— Start Records provided —

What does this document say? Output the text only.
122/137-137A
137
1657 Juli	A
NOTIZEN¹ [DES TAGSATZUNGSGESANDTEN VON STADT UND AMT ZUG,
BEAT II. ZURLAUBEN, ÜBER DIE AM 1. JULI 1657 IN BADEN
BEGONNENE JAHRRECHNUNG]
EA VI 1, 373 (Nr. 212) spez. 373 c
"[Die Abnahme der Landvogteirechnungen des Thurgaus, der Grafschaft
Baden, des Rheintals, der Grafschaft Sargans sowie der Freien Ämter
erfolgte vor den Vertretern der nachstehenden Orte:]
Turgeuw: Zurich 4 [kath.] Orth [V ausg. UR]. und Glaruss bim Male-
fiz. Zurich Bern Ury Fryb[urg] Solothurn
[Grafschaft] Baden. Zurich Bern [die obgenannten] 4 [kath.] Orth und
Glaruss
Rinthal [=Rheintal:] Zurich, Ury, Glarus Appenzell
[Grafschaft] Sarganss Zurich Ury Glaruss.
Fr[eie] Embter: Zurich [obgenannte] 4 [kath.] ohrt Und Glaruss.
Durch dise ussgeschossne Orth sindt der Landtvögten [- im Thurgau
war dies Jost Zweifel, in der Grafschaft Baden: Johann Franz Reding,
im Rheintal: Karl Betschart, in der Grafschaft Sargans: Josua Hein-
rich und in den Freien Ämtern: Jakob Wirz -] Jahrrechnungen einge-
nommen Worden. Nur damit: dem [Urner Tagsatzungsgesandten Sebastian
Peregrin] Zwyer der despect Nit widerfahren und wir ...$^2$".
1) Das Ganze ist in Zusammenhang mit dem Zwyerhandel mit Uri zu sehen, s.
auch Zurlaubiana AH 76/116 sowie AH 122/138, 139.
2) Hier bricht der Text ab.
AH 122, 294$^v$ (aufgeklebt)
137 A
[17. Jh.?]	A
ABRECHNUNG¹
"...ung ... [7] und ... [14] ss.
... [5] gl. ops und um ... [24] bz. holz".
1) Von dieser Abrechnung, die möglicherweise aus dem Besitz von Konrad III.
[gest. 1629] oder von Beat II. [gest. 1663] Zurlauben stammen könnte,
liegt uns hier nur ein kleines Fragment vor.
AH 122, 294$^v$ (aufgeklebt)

— End Records provided —

__Stated task__
Print all of the entries again, exactly as written.

__Exercise solution__
What does this document say? Output the text only.
122/137-137A
137
1657 Juli	A
NOTIZEN¹ [DES TAGSATZUNGSGESANDTEN VON STADT UND AMT ZUG,
BEAT II. ZURLAUBEN, ÜBER DIE AM 1. JULI 1657 IN BADEN
BEGONNENE JAHRRECHNUNG]
EA VI 1, 373 (Nr. 212) spez. 373 c
"[Die Abnahme der Landvogteirechnungen des Thurgaus, der Grafschaft
Baden, des Rheintals, der Grafschaft Sargans sowie der Freien Ämter
erfolgte vor den Vertretern der nachstehenden Orte:]
Turgeuw: Zurich 4 [kath.] Orth [V ausg. UR]. und Glaruss bim Male-
fiz. Zurich Bern Ury Fryb[urg] Solothurn
[Grafschaft] Baden. Zurich Bern [die obgenannten] 4 [kath.] Orth und
Glaruss
Rinthal [=Rheintal:] Zurich, Ury, Glarus Appenzell
[Grafschaft] Sarganss Zurich Ury Glaruss.
Fr[eie] Embter: Zurich [obgenannte] 4 [kath.] ohrt Und Glaruss.
Durch dise ussgeschossne Orth sindt der Landtvögten [- im Thurgau
war dies Jost Zweifel, in der Grafschaft Baden: Johann Franz Reding,
im Rheintal: Karl Betschart, in der Grafschaft Sargans: Josua Hein-
rich und in den Freien Ämtern: Jakob Wirz -] Jahrrechnungen einge-
nommen Worden. Nur damit: dem [Urner Tagsatzungsgesandten Sebastian
Peregrin] Zwyer der despect Nit widerfahren und wir ...$^2$".
1) Das Ganze ist in Zusammenhang mit dem Zwyerhandel mit Uri zu sehen, s.
auch Zurlaubiana AH 76/116 sowie AH 122/138, 139.
2) Hier bricht der Text ab.
AH 122, 294$^v$ (aufgeklebt)
137 A
[17. Jh.?]	A
ABRECHNUNG¹
"...ung ... [7] und ... [14] ss.
... [5] gl. ops und um ... [24] bz. holz".
1) Von dieser Abrechnung, die möglicherweise aus dem Besitz von Konrad III.
[gest. 1629] oder von Beat II. [gest. 1663] Zurlauben stammen könnte,
liegt uns hier nur ein kleines Fragment vor.
AH 122, 294$^v$ (aufgeklebt)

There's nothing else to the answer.